— Begin MATERIAL FOR THE TASK —

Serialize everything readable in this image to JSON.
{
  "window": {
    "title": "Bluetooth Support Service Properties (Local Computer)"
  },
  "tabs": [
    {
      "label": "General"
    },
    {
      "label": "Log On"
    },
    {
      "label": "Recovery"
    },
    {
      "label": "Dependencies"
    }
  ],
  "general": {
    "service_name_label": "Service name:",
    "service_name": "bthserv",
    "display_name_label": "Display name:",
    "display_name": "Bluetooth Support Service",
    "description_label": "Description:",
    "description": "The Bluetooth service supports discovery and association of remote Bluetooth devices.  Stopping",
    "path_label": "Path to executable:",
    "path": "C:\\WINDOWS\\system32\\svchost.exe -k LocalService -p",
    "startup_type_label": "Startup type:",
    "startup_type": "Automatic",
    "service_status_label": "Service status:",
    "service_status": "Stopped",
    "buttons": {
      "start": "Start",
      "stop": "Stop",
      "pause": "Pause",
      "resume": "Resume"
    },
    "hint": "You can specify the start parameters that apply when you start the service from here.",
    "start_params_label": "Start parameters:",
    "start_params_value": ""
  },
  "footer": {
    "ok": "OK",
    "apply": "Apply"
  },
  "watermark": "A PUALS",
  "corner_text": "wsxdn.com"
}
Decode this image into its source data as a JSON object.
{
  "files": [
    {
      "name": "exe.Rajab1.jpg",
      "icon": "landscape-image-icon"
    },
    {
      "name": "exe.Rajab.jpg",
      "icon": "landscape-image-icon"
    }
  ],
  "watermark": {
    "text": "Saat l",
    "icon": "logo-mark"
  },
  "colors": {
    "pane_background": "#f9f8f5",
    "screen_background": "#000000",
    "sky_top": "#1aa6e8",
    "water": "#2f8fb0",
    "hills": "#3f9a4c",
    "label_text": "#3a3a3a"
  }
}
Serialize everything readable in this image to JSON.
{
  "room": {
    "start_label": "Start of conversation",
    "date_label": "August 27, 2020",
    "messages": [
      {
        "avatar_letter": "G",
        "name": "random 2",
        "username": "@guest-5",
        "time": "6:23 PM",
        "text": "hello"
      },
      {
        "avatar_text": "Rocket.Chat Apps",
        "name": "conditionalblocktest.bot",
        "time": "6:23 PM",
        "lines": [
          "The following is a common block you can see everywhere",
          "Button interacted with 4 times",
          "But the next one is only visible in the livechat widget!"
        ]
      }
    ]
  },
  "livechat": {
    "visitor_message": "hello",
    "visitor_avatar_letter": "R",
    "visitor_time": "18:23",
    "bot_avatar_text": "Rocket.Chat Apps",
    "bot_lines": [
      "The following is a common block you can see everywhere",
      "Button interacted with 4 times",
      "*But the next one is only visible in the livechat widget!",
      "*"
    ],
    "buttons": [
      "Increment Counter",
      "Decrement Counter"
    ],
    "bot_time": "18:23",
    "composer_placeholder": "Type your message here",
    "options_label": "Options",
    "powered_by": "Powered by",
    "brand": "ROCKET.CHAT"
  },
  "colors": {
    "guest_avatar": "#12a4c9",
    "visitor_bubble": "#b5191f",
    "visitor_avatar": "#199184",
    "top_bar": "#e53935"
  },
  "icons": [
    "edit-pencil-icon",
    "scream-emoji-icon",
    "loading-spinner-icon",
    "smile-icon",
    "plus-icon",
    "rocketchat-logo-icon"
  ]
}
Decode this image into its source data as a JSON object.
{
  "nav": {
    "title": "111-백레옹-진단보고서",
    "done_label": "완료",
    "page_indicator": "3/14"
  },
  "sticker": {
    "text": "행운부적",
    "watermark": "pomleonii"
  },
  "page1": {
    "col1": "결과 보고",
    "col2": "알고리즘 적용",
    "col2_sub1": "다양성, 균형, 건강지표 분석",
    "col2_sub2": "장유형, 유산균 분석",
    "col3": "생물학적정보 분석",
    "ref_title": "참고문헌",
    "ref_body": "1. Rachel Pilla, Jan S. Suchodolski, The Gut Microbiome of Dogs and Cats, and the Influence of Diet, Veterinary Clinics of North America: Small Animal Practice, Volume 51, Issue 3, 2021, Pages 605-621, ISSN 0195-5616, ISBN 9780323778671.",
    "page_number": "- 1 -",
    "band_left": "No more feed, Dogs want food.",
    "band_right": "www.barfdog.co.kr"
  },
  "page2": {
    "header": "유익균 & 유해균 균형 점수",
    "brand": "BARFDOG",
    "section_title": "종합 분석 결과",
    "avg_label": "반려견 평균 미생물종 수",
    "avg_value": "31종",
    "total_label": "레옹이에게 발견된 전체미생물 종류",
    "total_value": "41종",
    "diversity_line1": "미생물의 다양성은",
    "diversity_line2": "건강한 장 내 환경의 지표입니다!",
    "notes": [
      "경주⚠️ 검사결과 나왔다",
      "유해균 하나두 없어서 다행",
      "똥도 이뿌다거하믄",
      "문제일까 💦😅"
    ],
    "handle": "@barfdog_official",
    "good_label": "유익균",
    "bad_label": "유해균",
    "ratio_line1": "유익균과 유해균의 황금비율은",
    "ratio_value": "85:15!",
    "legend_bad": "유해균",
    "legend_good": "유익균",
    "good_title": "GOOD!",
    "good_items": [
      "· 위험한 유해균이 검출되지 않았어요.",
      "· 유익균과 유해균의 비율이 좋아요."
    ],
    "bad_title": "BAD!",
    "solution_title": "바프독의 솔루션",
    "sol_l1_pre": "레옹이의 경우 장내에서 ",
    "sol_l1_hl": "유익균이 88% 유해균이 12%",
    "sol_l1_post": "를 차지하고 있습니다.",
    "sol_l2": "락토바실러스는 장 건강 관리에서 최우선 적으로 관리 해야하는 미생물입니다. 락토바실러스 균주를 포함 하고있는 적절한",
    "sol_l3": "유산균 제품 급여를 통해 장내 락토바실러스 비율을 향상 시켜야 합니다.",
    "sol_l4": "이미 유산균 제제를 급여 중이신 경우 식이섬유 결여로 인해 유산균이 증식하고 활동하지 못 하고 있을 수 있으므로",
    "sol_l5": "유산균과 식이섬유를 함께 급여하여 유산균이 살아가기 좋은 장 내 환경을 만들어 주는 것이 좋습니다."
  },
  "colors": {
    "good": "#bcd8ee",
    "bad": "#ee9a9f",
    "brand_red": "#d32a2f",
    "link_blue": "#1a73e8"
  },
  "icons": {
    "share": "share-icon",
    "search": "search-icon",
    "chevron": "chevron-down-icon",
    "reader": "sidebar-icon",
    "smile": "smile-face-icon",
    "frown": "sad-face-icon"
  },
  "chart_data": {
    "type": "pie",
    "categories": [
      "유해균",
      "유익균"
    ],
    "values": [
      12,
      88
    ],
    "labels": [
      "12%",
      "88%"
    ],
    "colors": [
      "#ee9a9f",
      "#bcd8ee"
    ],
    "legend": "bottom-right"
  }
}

— End MATERIAL FOR THE TASK —

**TASK TO CARRY OUT**
Within the entries above, work out how many lines contain the word "Bluetooth". The number alone is the answer.

**FULL OUTPUT**
3